▶ [TASK REQUIREMENTS]:
Copy the full set of lines exactly as given.

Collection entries
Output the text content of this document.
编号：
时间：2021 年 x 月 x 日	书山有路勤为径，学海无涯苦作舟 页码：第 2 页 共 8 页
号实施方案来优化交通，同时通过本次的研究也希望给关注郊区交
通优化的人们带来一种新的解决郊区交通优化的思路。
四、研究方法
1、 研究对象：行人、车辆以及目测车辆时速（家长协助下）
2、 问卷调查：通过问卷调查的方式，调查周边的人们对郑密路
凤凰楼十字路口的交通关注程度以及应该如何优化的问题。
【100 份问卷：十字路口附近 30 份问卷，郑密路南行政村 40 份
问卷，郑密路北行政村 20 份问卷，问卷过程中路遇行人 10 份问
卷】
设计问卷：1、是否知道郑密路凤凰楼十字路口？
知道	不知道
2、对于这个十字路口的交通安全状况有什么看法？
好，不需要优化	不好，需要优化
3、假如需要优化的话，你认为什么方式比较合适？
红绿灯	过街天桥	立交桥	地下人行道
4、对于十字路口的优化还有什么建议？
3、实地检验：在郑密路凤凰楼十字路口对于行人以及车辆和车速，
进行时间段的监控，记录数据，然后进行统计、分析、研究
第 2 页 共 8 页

▶ [OUTPUT]:
Output the text content of this document.
编号：
时间：2021 年 x 月 x 日	书山有路勤为径，学海无涯苦作舟 页码：第 2 页 共 8 页
号实施方案来优化交通，同时通过本次的研究也希望给关注郊区交
通优化的人们带来一种新的解决郊区交通优化的思路。
四、研究方法
1、 研究对象：行人、车辆以及目测车辆时速（家长协助下）
2、 问卷调查：通过问卷调查的方式，调查周边的人们对郑密路
凤凰楼十字路口的交通关注程度以及应该如何优化的问题。
【100 份问卷：十字路口附近 30 份问卷，郑密路南行政村 40 份
问卷，郑密路北行政村 20 份问卷，问卷过程中路遇行人 10 份问
卷】
设计问卷：1、是否知道郑密路凤凰楼十字路口？
知道	不知道
2、对于这个十字路口的交通安全状况有什么看法？
好，不需要优化	不好，需要优化
3、假如需要优化的话，你认为什么方式比较合适？
红绿灯	过街天桥	立交桥	地下人行道
4、对于十字路口的优化还有什么建议？
3、实地检验：在郑密路凤凰楼十字路口对于行人以及车辆和车速，
进行时间段的监控，记录数据，然后进行统计、分析、研究
第 2 页 共 8 页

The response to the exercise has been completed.